Extracts from a graphics dataset
--*--

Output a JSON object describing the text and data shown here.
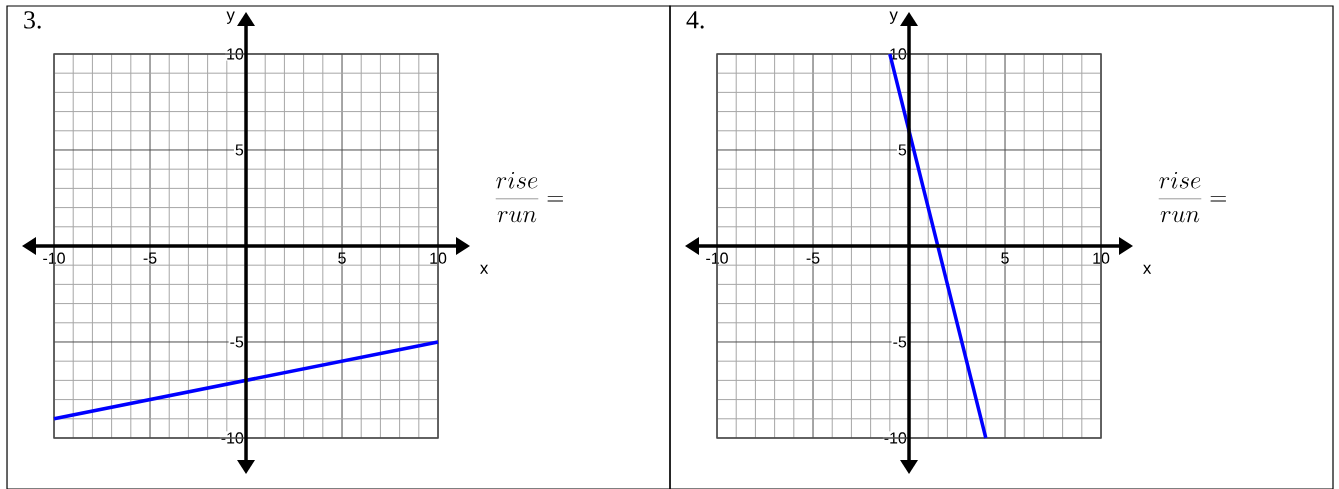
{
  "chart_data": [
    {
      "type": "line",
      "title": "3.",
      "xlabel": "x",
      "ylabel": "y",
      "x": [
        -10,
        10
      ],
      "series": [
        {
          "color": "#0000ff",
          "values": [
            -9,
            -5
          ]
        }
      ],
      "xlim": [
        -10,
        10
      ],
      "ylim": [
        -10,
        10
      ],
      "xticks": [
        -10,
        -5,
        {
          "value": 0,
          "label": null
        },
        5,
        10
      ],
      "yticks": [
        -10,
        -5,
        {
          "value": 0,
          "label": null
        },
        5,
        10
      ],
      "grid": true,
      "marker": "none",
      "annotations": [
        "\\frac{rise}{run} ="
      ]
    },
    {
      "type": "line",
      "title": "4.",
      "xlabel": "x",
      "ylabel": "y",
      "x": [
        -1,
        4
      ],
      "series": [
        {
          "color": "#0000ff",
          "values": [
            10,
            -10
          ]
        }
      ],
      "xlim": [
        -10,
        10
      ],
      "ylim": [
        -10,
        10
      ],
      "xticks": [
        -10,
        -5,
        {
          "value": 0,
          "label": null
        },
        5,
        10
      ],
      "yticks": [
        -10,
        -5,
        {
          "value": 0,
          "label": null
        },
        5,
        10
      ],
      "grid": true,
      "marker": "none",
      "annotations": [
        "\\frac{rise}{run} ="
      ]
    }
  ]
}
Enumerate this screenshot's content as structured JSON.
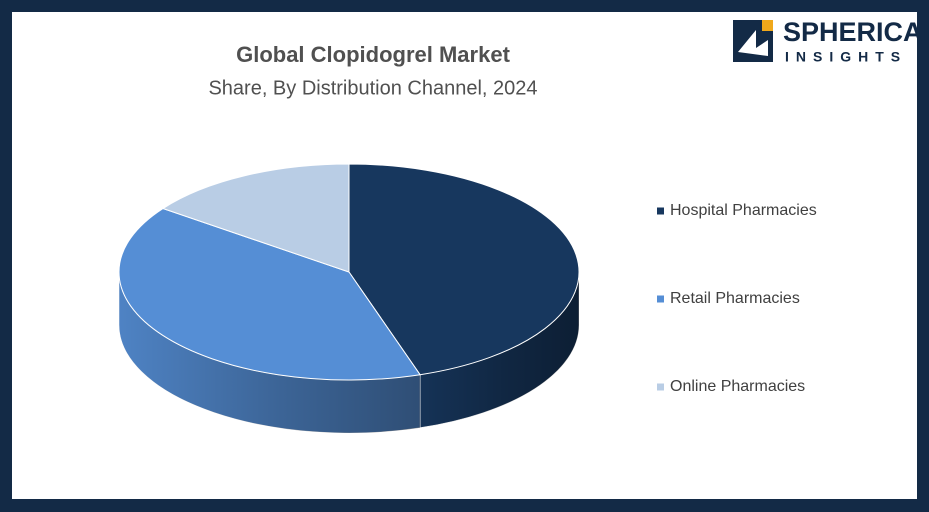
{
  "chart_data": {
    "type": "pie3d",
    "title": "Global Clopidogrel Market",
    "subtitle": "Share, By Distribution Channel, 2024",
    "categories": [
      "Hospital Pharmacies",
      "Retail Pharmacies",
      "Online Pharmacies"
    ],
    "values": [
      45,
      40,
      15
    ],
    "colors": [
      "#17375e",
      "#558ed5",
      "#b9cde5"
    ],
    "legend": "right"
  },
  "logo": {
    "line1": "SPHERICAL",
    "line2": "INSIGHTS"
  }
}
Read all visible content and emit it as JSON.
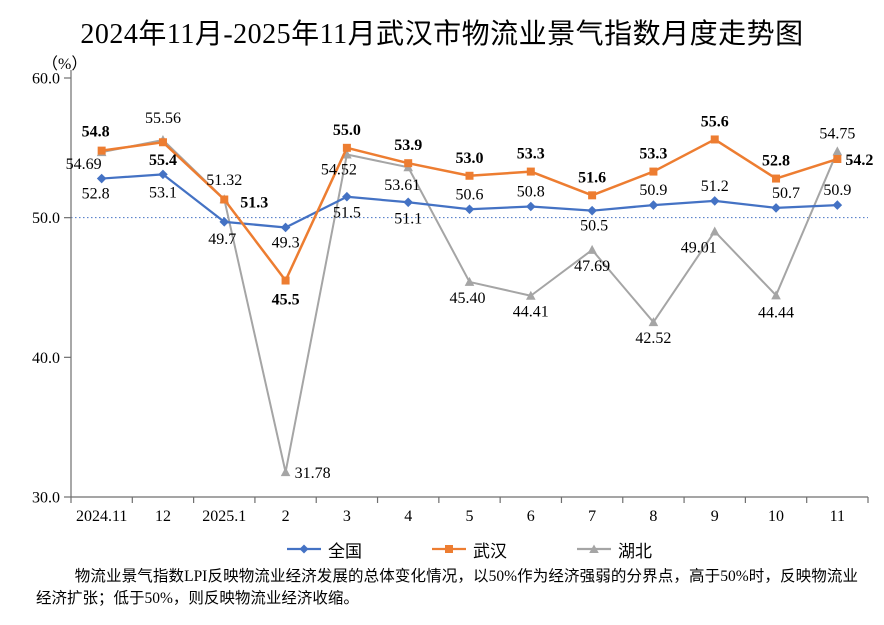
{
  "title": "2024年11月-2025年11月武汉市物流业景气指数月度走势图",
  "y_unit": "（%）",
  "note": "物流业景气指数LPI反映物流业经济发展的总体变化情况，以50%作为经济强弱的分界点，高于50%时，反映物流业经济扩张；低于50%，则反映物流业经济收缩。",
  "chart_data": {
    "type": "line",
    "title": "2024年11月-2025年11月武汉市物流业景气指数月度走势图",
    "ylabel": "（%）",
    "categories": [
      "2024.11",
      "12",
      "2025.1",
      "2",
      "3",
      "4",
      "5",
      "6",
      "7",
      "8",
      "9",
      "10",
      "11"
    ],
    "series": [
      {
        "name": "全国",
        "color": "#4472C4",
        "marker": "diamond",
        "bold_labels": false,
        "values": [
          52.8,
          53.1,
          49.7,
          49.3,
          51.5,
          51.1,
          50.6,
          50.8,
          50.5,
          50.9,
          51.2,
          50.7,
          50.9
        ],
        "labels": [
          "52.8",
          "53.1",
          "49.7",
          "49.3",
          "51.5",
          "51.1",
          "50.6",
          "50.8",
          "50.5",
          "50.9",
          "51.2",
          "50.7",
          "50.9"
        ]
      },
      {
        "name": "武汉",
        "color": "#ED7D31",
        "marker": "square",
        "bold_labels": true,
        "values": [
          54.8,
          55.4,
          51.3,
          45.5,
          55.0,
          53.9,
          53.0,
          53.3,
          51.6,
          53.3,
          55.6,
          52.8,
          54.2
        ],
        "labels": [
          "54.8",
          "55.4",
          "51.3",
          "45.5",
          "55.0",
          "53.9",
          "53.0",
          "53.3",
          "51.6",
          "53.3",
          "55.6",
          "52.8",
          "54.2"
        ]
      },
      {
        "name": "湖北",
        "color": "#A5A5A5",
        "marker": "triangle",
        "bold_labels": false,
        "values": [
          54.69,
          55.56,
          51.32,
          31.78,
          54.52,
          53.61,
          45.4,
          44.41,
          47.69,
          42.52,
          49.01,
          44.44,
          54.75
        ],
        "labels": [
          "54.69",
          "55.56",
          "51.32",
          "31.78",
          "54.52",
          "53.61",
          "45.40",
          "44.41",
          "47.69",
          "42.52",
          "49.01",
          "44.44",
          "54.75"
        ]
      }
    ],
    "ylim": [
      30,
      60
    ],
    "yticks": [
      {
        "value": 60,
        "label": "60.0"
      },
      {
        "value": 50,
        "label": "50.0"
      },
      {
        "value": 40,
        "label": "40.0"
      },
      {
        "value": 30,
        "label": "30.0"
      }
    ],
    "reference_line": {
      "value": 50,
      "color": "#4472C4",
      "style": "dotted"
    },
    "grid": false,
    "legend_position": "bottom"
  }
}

--*--

Copy all the data exactly as written, but skip any picture.

-- Exercise solution --
Output a JSON object describing the text and data shown here.
{
  "chart_data": [
    {
      "type": "line",
      "title": "3.",
      "xlabel": "x",
      "ylabel": "y",
      "x": [
        -10,
        10
      ],
      "series": [
        {
          "color": "#0000ff",
          "values": [
            -9,
            -5
          ]
        }
      ],
      "xlim": [
        -10,
        10
      ],
      "ylim": [
        -10,
        10
      ],
      "xticks": [
        -10,
        -5,
        {
          "value": 0,
          "label": null
        },
        5,
        10
      ],
      "yticks": [
        -10,
        -5,
        {
          "value": 0,
          "label": null
        },
        5,
        10
      ],
      "grid": true,
      "marker": "none",
      "annotations": [
        "\\frac{rise}{run} ="
      ]
    },
    {
      "type": "line",
      "title": "4.",
      "xlabel": "x",
      "ylabel": "y",
      "x": [
        -1,
        4
      ],
      "series": [
        {
          "color": "#0000ff",
          "values": [
            10,
            -10
          ]
        }
      ],
      "xlim": [
        -10,
        10
      ],
      "ylim": [
        -10,
        10
      ],
      "xticks": [
        -10,
        -5,
        {
          "value": 0,
          "label": null
        },
        5,
        10
      ],
      "yticks": [
        -10,
        -5,
        {
          "value": 0,
          "label": null
        },
        5,
        10
      ],
      "grid": true,
      "marker": "none",
      "annotations": [
        "\\frac{rise}{run} ="
      ]
    }
  ]
}
Enumerate this screenshot's content as structured JSON.
{
  "chart_data": {
    "type": "pie3d",
    "title": "Global Clopidogrel Market",
    "subtitle": "Share, By Distribution Channel, 2024",
    "categories": [
      "Hospital Pharmacies",
      "Retail Pharmacies",
      "Online Pharmacies"
    ],
    "values": [
      45,
      40,
      15
    ],
    "colors": [
      "#17375e",
      "#558ed5",
      "#b9cde5"
    ],
    "legend": "right"
  },
  "logo": {
    "line1": "SPHERICAL",
    "line2": "INSIGHTS"
  }
}
Read all visible content and emit it as JSON.
{
  "title": "2024年11月-2025年11月武汉市物流业景气指数月度走势图",
  "y_unit": "（%）",
  "note": "物流业景气指数LPI反映物流业经济发展的总体变化情况，以50%作为经济强弱的分界点，高于50%时，反映物流业经济扩张；低于50%，则反映物流业经济收缩。",
  "chart_data": {
    "type": "line",
    "title": "2024年11月-2025年11月武汉市物流业景气指数月度走势图",
    "ylabel": "（%）",
    "categories": [
      "2024.11",
      "12",
      "2025.1",
      "2",
      "3",
      "4",
      "5",
      "6",
      "7",
      "8",
      "9",
      "10",
      "11"
    ],
    "series": [
      {
        "name": "全国",
        "color": "#4472C4",
        "marker": "diamond",
        "bold_labels": false,
        "values": [
          52.8,
          53.1,
          49.7,
          49.3,
          51.5,
          51.1,
          50.6,
          50.8,
          50.5,
          50.9,
          51.2,
          50.7,
          50.9
        ],
        "labels": [
          "52.8",
          "53.1",
          "49.7",
          "49.3",
          "51.5",
          "51.1",
          "50.6",
          "50.8",
          "50.5",
          "50.9",
          "51.2",
          "50.7",
          "50.9"
        ]
      },
      {
        "name": "武汉",
        "color": "#ED7D31",
        "marker": "square",
        "bold_labels": true,
        "values": [
          54.8,
          55.4,
          51.3,
          45.5,
          55.0,
          53.9,
          53.0,
          53.3,
          51.6,
          53.3,
          55.6,
          52.8,
          54.2
        ],
        "labels": [
          "54.8",
          "55.4",
          "51.3",
          "45.5",
          "55.0",
          "53.9",
          "53.0",
          "53.3",
          "51.6",
          "53.3",
          "55.6",
          "52.8",
          "54.2"
        ]
      },
      {
        "name": "湖北",
        "color": "#A5A5A5",
        "marker": "triangle",
        "bold_labels": false,
        "values": [
          54.69,
          55.56,
          51.32,
          31.78,
          54.52,
          53.61,
          45.4,
          44.41,
          47.69,
          42.52,
          49.01,
          44.44,
          54.75
        ],
        "labels": [
          "54.69",
          "55.56",
          "51.32",
          "31.78",
          "54.52",
          "53.61",
          "45.40",
          "44.41",
          "47.69",
          "42.52",
          "49.01",
          "44.44",
          "54.75"
        ]
      }
    ],
    "ylim": [
      30,
      60
    ],
    "yticks": [
      {
        "value": 60,
        "label": "60.0"
      },
      {
        "value": 50,
        "label": "50.0"
      },
      {
        "value": 40,
        "label": "40.0"
      },
      {
        "value": 30,
        "label": "30.0"
      }
    ],
    "reference_line": {
      "value": 50,
      "color": "#4472C4",
      "style": "dotted"
    },
    "grid": false,
    "legend_position": "bottom"
  }
}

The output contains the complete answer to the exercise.